* **Supplied data**:

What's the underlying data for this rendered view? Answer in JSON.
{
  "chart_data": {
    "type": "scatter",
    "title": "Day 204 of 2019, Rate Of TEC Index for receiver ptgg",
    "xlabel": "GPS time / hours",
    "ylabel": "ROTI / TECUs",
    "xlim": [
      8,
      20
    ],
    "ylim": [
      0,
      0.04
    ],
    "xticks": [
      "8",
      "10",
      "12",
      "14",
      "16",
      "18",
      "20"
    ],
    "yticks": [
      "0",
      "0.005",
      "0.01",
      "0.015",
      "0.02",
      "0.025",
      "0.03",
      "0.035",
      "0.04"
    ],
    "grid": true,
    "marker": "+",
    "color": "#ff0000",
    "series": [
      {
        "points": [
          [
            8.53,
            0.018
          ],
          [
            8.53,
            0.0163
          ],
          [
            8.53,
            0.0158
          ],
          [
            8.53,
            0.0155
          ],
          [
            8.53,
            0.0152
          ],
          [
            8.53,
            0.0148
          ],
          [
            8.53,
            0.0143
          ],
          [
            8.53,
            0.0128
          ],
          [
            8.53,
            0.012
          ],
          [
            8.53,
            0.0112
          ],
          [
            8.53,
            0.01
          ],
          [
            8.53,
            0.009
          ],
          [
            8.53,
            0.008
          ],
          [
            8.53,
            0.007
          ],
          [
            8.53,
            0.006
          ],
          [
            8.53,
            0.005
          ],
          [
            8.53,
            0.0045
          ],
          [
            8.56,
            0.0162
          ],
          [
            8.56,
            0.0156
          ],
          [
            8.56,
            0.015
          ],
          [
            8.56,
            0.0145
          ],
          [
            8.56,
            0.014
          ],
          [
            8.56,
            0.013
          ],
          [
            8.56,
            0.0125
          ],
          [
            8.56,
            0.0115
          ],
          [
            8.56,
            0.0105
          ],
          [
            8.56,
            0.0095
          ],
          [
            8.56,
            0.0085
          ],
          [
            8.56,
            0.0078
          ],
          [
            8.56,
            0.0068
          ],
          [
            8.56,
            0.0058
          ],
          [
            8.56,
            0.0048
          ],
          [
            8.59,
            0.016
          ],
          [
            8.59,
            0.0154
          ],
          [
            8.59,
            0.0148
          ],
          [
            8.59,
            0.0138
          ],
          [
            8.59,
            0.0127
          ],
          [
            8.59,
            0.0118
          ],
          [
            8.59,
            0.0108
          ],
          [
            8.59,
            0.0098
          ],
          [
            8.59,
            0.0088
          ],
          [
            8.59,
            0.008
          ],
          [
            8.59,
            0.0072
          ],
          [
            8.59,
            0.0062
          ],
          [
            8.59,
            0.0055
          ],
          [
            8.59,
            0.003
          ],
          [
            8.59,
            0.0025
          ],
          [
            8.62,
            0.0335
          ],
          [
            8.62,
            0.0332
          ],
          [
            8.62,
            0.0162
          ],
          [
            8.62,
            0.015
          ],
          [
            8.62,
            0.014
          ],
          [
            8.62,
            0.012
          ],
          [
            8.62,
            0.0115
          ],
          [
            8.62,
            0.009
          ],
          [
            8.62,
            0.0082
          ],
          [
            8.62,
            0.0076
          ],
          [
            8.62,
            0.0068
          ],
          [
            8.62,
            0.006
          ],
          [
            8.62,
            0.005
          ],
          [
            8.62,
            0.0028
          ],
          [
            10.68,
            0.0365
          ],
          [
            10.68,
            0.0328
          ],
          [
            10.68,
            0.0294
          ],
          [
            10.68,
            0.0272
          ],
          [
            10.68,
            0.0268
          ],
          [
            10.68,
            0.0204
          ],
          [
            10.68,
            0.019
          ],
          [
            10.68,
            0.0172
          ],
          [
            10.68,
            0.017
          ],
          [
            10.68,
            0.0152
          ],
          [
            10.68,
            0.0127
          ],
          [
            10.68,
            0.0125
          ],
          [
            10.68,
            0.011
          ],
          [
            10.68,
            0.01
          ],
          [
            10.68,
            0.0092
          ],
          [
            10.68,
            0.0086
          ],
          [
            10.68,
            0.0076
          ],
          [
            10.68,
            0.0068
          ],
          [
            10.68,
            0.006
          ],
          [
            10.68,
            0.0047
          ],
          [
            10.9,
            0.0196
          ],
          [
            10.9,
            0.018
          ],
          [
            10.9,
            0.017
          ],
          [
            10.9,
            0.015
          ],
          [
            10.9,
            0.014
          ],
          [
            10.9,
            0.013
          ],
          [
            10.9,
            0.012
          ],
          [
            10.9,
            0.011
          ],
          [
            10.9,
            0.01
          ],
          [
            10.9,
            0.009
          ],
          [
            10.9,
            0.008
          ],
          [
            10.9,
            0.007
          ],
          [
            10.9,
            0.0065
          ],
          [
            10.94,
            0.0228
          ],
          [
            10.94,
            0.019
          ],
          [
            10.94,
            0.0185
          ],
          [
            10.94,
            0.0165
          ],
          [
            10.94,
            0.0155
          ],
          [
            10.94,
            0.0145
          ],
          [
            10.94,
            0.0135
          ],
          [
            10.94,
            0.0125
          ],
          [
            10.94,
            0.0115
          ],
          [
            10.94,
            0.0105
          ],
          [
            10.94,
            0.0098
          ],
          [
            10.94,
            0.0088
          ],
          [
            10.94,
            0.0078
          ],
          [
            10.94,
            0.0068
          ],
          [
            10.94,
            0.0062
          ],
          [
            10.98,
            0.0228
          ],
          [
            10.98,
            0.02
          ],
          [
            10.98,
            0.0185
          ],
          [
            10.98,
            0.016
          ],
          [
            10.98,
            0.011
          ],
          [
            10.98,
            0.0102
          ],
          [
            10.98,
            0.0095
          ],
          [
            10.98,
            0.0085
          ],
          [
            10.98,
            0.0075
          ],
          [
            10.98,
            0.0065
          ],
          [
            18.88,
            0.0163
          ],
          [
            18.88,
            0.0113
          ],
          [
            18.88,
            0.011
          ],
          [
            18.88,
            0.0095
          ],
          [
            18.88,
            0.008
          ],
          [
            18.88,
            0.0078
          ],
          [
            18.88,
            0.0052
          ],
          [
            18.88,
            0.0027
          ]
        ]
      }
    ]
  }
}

* **Exercise instructions**:
Repeat the material in full, exactly as it stands.

* **The response**:
What's the underlying data for this rendered view? Answer in JSON.
{
  "chart_data": {
    "type": "scatter",
    "title": "Day 204 of 2019, Rate Of TEC Index for receiver ptgg",
    "xlabel": "GPS time / hours",
    "ylabel": "ROTI / TECUs",
    "xlim": [
      8,
      20
    ],
    "ylim": [
      0,
      0.04
    ],
    "xticks": [
      "8",
      "10",
      "12",
      "14",
      "16",
      "18",
      "20"
    ],
    "yticks": [
      "0",
      "0.005",
      "0.01",
      "0.015",
      "0.02",
      "0.025",
      "0.03",
      "0.035",
      "0.04"
    ],
    "grid": true,
    "marker": "+",
    "color": "#ff0000",
    "series": [
      {
        "points": [
          [
            8.53,
            0.018
          ],
          [
            8.53,
            0.0163
          ],
          [
            8.53,
            0.0158
          ],
          [
            8.53,
            0.0155
          ],
          [
            8.53,
            0.0152
          ],
          [
            8.53,
            0.0148
          ],
          [
            8.53,
            0.0143
          ],
          [
            8.53,
            0.0128
          ],
          [
            8.53,
            0.012
          ],
          [
            8.53,
            0.0112
          ],
          [
            8.53,
            0.01
          ],
          [
            8.53,
            0.009
          ],
          [
            8.53,
            0.008
          ],
          [
            8.53,
            0.007
          ],
          [
            8.53,
            0.006
          ],
          [
            8.53,
            0.005
          ],
          [
            8.53,
            0.0045
          ],
          [
            8.56,
            0.0162
          ],
          [
            8.56,
            0.0156
          ],
          [
            8.56,
            0.015
          ],
          [
            8.56,
            0.0145
          ],
          [
            8.56,
            0.014
          ],
          [
            8.56,
            0.013
          ],
          [
            8.56,
            0.0125
          ],
          [
            8.56,
            0.0115
          ],
          [
            8.56,
            0.0105
          ],
          [
            8.56,
            0.0095
          ],
          [
            8.56,
            0.0085
          ],
          [
            8.56,
            0.0078
          ],
          [
            8.56,
            0.0068
          ],
          [
            8.56,
            0.0058
          ],
          [
            8.56,
            0.0048
          ],
          [
            8.59,
            0.016
          ],
          [
            8.59,
            0.0154
          ],
          [
            8.59,
            0.0148
          ],
          [
            8.59,
            0.0138
          ],
          [
            8.59,
            0.0127
          ],
          [
            8.59,
            0.0118
          ],
          [
            8.59,
            0.0108
          ],
          [
            8.59,
            0.0098
          ],
          [
            8.59,
            0.0088
          ],
          [
            8.59,
            0.008
          ],
          [
            8.59,
            0.0072
          ],
          [
            8.59,
            0.0062
          ],
          [
            8.59,
            0.0055
          ],
          [
            8.59,
            0.003
          ],
          [
            8.59,
            0.0025
          ],
          [
            8.62,
            0.0335
          ],
          [
            8.62,
            0.0332
          ],
          [
            8.62,
            0.0162
          ],
          [
            8.62,
            0.015
          ],
          [
            8.62,
            0.014
          ],
          [
            8.62,
            0.012
          ],
          [
            8.62,
            0.0115
          ],
          [
            8.62,
            0.009
          ],
          [
            8.62,
            0.0082
          ],
          [
            8.62,
            0.0076
          ],
          [
            8.62,
            0.0068
          ],
          [
            8.62,
            0.006
          ],
          [
            8.62,
            0.005
          ],
          [
            8.62,
            0.0028
          ],
          [
            10.68,
            0.0365
          ],
          [
            10.68,
            0.0328
          ],
          [
            10.68,
            0.0294
          ],
          [
            10.68,
            0.0272
          ],
          [
            10.68,
            0.0268
          ],
          [
            10.68,
            0.0204
          ],
          [
            10.68,
            0.019
          ],
          [
            10.68,
            0.0172
          ],
          [
            10.68,
            0.017
          ],
          [
            10.68,
            0.0152
          ],
          [
            10.68,
            0.0127
          ],
          [
            10.68,
            0.0125
          ],
          [
            10.68,
            0.011
          ],
          [
            10.68,
            0.01
          ],
          [
            10.68,
            0.0092
          ],
          [
            10.68,
            0.0086
          ],
          [
            10.68,
            0.0076
          ],
          [
            10.68,
            0.0068
          ],
          [
            10.68,
            0.006
          ],
          [
            10.68,
            0.0047
          ],
          [
            10.9,
            0.0196
          ],
          [
            10.9,
            0.018
          ],
          [
            10.9,
            0.017
          ],
          [
            10.9,
            0.015
          ],
          [
            10.9,
            0.014
          ],
          [
            10.9,
            0.013
          ],
          [
            10.9,
            0.012
          ],
          [
            10.9,
            0.011
          ],
          [
            10.9,
            0.01
          ],
          [
            10.9,
            0.009
          ],
          [
            10.9,
            0.008
          ],
          [
            10.9,
            0.007
          ],
          [
            10.9,
            0.0065
          ],
          [
            10.94,
            0.0228
          ],
          [
            10.94,
            0.019
          ],
          [
            10.94,
            0.0185
          ],
          [
            10.94,
            0.0165
          ],
          [
            10.94,
            0.0155
          ],
          [
            10.94,
            0.0145
          ],
          [
            10.94,
            0.0135
          ],
          [
            10.94,
            0.0125
          ],
          [
            10.94,
            0.0115
          ],
          [
            10.94,
            0.0105
          ],
          [
            10.94,
            0.0098
          ],
          [
            10.94,
            0.0088
          ],
          [
            10.94,
            0.0078
          ],
          [
            10.94,
            0.0068
          ],
          [
            10.94,
            0.0062
          ],
          [
            10.98,
            0.0228
          ],
          [
            10.98,
            0.02
          ],
          [
            10.98,
            0.0185
          ],
          [
            10.98,
            0.016
          ],
          [
            10.98,
            0.011
          ],
          [
            10.98,
            0.0102
          ],
          [
            10.98,
            0.0095
          ],
          [
            10.98,
            0.0085
          ],
          [
            10.98,
            0.0075
          ],
          [
            10.98,
            0.0065
          ],
          [
            18.88,
            0.0163
          ],
          [
            18.88,
            0.0113
          ],
          [
            18.88,
            0.011
          ],
          [
            18.88,
            0.0095
          ],
          [
            18.88,
            0.008
          ],
          [
            18.88,
            0.0078
          ],
          [
            18.88,
            0.0052
          ],
          [
            18.88,
            0.0027
          ]
        ]
      }
    ]
  }
}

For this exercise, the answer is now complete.